▸ **Your instructions**: Work out how many lines in the entries contain the string "January", and give nothing but that number.

[Recorded data]
========

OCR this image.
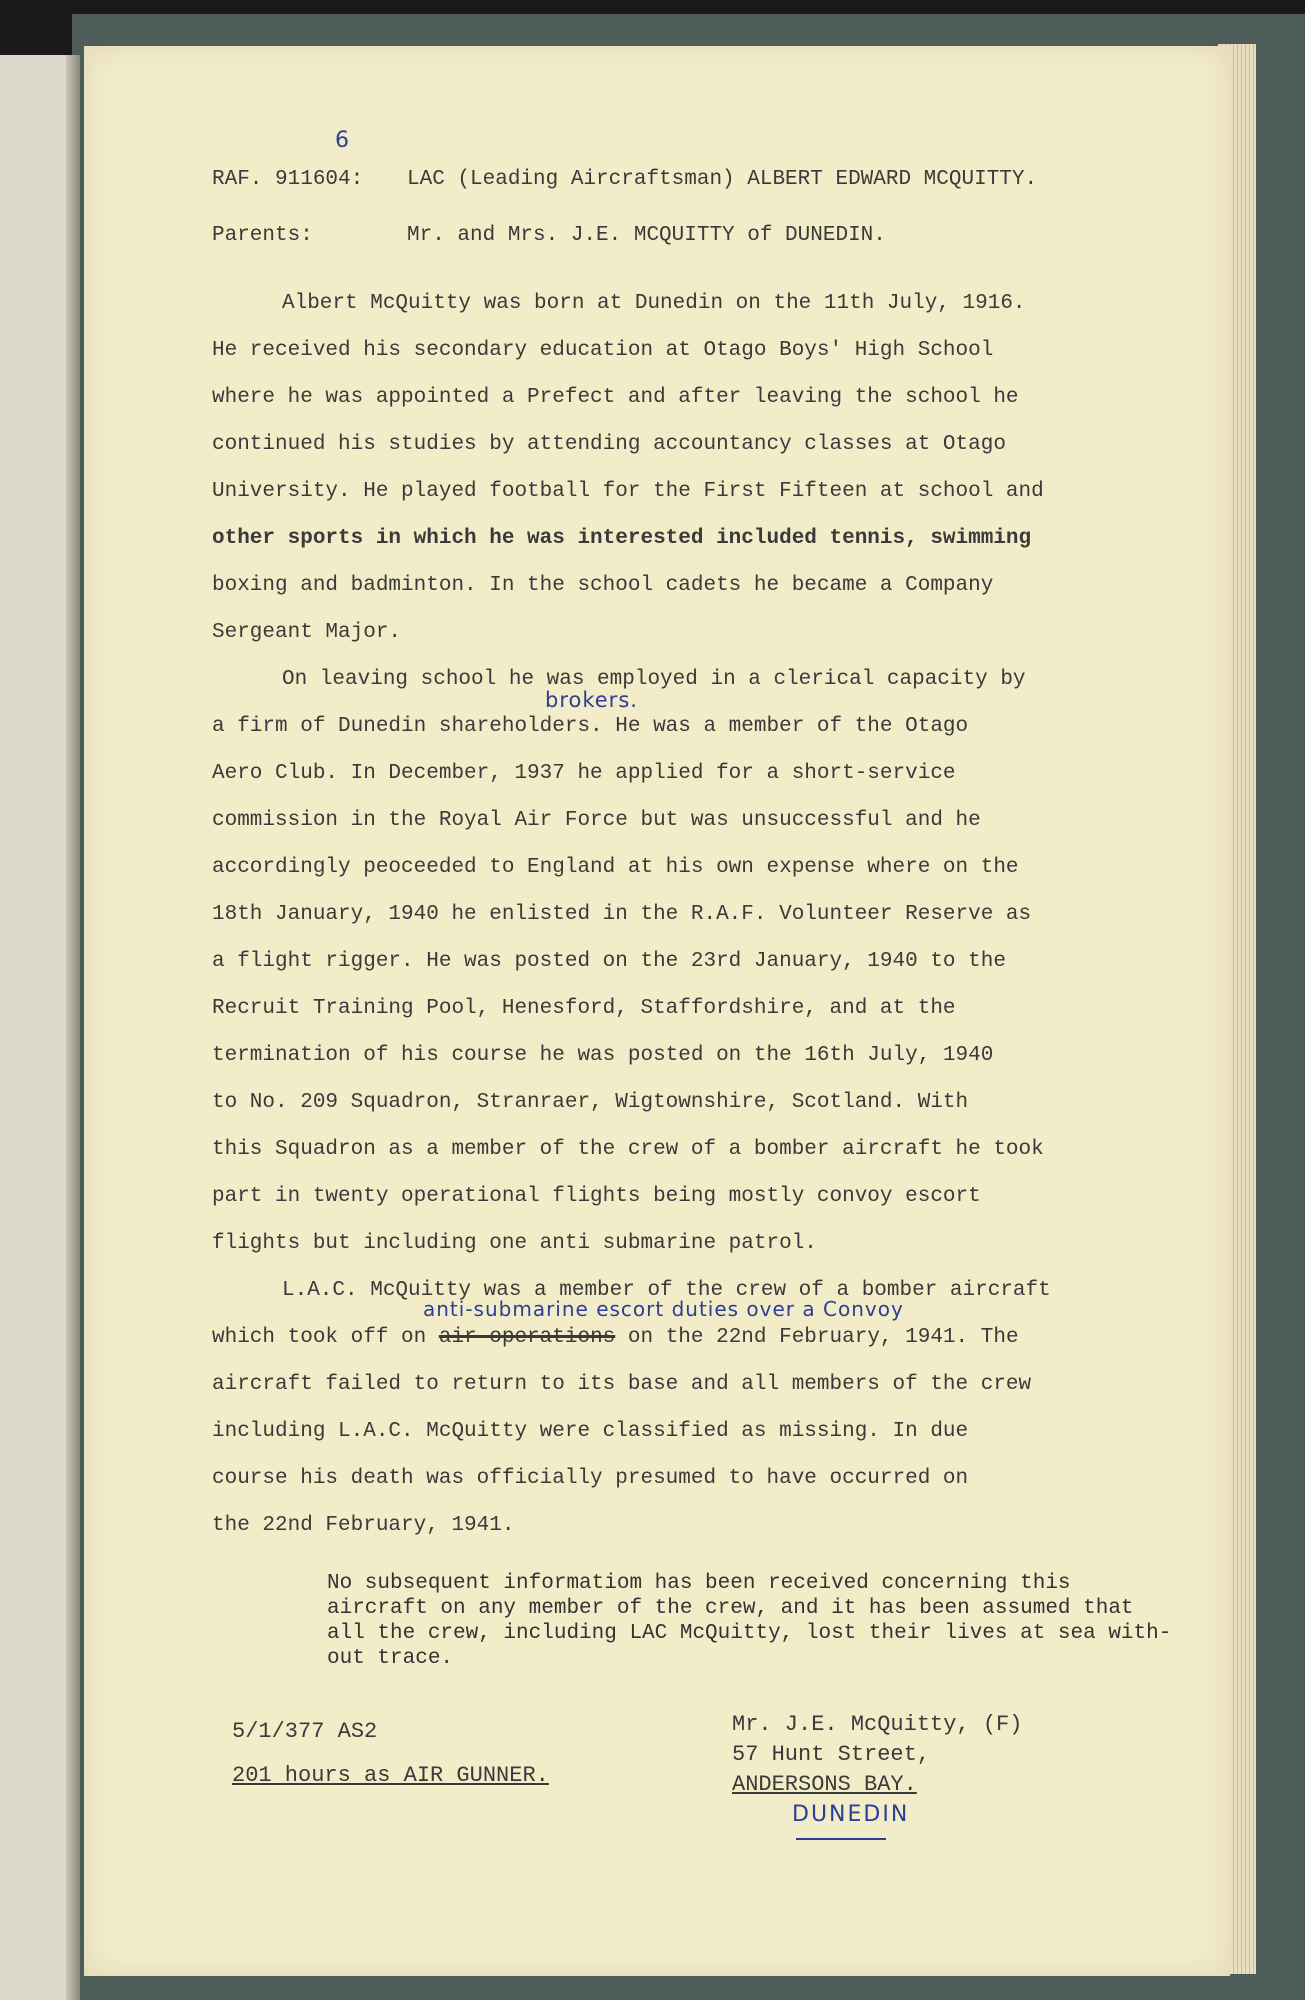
RAF. 911604:	LAC (Leading Aircraftsman) ALBERT EDWARD MCQUITTY.
Parents:	Mr. and Mrs. J.E. MCQUITTY of DUNEDIN.
Albert McQuitty was born at Dunedin on the 11th July, 1916.
He received his secondary education at Otago Boys' High School
where he was appointed a Prefect and after leaving the school he
continued his studies by attending accountancy classes at Otago
University. He played football for the First Fifteen at school and
other sports in which he was interested included tennis, swimming
boxing and badminton. In the school cadets he became a Company
Sergeant Major.
On leaving school he was employed in a clerical capacity by
a firm of Dunedin shareholders. He was a member of the Otago
Aero Club. In December, 1937 he applied for a short-service
commission in the Royal Air Force but was unsuccessful and he
accordingly peoceeded to England at his own expense where on the
18th January, 1940 he enlisted in the R.A.F. Volunteer Reserve as
a flight rigger. He was posted on the 23rd January, 1940 to the
Recruit Training Pool, Henesford, Staffordshire, and at the
termination of his course he was posted on the 16th July, 1940
to No. 209 Squadron, Stranraer, Wigtownshire, Scotland. With
this Squadron as a member of the crew of a bomber aircraft he took
part in twenty operational flights being mostly convoy escort
flights but including one anti submarine patrol.
L.A.C. McQuitty was a member of the crew of a bomber aircraft
which took off on air operations on the 22nd February, 1941. The
aircraft failed to return to its base and all members of the crew
including L.A.C. McQuitty were classified as missing. In due
course his death was officially presumed to have occurred on
the 22nd February, 1941.
No subsequent informatiom has been received concerning this
aircraft on any member of the crew, and it has been assumed that
all the crew, including LAC McQuitty, lost their lives at sea with-
out trace.
5/1/377 AS2
201 hours as AIR GUNNER.
Mr. J.E. McQuitty, (F)
57 Hunt Street,
ANDERSONS BAY.
6
brokers.
anti-submarine escort duties over a Convoy
DUNEDIN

========

▸ **Reply**: 2